**Directions for this task:** Report how many lines contain the word "phút"; answer with the number only.

**Dataset excerpts:**
┌────────

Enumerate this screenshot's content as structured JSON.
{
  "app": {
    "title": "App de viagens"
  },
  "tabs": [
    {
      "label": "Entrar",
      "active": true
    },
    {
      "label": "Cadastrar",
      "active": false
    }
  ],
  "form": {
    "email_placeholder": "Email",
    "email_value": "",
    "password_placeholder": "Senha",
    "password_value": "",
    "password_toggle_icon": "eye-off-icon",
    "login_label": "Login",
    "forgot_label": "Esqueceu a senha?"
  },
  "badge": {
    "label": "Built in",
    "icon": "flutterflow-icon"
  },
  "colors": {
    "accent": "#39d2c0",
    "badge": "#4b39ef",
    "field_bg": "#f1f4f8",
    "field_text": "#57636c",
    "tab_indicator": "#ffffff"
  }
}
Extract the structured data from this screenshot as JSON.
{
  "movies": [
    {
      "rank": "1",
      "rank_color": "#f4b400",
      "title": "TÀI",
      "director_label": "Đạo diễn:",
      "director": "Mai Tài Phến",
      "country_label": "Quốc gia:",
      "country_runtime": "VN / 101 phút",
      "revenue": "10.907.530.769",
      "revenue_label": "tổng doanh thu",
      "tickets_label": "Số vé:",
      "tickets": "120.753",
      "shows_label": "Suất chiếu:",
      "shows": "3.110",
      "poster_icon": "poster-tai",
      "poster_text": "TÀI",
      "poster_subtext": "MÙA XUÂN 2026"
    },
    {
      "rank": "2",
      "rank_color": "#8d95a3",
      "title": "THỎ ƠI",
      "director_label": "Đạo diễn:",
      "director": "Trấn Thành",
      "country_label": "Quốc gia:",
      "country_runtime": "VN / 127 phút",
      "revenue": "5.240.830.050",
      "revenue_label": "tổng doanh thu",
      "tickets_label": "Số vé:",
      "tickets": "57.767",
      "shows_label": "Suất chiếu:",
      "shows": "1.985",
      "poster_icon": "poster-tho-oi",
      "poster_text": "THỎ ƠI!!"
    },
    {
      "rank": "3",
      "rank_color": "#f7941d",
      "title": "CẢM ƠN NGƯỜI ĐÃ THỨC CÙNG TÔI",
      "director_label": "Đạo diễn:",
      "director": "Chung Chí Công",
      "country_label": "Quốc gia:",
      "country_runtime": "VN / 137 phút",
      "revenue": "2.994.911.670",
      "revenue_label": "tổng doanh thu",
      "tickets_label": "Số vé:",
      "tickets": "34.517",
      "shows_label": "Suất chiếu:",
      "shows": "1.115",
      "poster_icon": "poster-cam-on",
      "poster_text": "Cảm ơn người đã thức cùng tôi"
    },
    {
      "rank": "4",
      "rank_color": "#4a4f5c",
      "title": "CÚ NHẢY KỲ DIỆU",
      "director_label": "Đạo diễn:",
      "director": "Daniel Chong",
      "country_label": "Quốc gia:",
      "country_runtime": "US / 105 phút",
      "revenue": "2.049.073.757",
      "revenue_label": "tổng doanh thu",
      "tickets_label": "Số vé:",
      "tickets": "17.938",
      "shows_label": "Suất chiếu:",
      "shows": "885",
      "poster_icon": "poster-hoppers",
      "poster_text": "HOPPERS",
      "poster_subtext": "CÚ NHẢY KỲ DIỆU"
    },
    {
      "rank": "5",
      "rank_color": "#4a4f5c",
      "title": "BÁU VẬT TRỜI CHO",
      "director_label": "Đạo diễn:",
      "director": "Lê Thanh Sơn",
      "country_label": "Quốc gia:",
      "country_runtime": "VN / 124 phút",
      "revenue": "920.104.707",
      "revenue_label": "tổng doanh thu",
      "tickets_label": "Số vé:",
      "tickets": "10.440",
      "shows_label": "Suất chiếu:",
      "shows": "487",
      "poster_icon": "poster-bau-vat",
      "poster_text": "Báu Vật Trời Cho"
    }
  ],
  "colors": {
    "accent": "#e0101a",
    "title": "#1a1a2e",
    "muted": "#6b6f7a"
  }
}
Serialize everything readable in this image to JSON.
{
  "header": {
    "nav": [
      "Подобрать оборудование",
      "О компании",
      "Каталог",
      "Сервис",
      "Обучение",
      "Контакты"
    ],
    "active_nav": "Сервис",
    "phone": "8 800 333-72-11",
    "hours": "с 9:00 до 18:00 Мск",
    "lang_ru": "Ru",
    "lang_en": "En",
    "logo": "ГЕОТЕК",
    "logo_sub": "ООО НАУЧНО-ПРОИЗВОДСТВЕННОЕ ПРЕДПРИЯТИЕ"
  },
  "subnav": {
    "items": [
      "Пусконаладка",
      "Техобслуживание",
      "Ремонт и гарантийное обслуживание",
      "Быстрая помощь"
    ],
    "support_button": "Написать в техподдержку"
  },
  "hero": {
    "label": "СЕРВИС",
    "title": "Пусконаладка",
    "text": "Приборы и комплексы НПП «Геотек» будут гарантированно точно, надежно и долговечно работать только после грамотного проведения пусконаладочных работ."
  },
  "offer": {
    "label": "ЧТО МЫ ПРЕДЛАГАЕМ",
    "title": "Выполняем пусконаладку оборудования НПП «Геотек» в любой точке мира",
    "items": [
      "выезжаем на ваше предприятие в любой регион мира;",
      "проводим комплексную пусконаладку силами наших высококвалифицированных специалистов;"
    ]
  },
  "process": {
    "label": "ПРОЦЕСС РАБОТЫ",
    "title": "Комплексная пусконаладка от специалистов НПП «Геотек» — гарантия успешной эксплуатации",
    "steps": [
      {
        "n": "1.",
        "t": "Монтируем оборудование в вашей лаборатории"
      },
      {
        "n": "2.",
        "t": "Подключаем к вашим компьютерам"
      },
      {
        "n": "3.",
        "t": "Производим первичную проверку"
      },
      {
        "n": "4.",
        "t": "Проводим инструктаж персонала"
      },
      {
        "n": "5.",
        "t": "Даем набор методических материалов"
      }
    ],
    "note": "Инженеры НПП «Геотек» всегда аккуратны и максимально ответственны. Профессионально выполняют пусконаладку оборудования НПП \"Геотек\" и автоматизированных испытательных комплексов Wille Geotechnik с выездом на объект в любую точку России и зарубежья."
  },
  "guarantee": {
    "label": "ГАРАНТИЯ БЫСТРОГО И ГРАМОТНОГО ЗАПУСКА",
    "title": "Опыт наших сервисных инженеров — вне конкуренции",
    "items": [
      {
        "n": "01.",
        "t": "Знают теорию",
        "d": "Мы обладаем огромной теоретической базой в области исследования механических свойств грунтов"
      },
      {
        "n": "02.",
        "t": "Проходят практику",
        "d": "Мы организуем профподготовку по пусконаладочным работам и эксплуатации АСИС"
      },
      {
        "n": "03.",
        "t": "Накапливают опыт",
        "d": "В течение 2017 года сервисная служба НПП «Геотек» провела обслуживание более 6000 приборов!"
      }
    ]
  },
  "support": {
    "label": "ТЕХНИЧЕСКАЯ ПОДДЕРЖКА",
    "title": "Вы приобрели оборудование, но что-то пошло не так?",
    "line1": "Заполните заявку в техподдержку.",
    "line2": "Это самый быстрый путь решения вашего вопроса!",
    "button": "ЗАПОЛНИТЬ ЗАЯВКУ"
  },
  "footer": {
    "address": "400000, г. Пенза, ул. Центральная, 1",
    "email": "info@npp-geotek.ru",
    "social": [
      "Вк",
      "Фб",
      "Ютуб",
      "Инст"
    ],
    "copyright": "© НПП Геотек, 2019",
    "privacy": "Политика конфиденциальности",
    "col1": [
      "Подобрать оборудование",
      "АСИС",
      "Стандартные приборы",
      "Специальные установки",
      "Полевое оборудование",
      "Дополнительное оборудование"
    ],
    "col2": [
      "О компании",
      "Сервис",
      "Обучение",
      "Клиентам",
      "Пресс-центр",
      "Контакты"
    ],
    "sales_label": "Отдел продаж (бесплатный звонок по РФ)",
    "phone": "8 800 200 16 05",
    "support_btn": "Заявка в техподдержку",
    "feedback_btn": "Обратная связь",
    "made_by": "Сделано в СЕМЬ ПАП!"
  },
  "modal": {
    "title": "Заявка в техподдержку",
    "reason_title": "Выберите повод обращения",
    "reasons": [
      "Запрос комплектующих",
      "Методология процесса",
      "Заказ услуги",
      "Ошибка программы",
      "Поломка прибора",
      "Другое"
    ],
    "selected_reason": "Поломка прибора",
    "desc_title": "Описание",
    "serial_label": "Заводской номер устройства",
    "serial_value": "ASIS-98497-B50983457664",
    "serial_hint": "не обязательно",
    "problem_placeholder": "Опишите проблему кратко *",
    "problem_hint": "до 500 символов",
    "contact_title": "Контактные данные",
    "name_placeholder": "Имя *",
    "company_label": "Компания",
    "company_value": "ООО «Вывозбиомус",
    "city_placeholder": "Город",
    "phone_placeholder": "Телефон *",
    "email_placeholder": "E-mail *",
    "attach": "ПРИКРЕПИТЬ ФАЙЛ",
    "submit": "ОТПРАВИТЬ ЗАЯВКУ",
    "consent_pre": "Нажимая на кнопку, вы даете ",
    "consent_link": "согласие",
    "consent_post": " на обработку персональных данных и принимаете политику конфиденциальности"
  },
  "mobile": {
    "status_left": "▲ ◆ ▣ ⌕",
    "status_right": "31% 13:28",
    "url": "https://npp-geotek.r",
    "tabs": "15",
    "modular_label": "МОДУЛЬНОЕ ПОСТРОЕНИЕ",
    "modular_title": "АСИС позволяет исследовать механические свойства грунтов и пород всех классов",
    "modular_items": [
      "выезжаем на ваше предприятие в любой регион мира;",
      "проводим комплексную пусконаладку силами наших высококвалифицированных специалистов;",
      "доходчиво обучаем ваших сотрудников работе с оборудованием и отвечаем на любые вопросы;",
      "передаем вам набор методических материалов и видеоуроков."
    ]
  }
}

└────────

**Answer for this exercise:** 5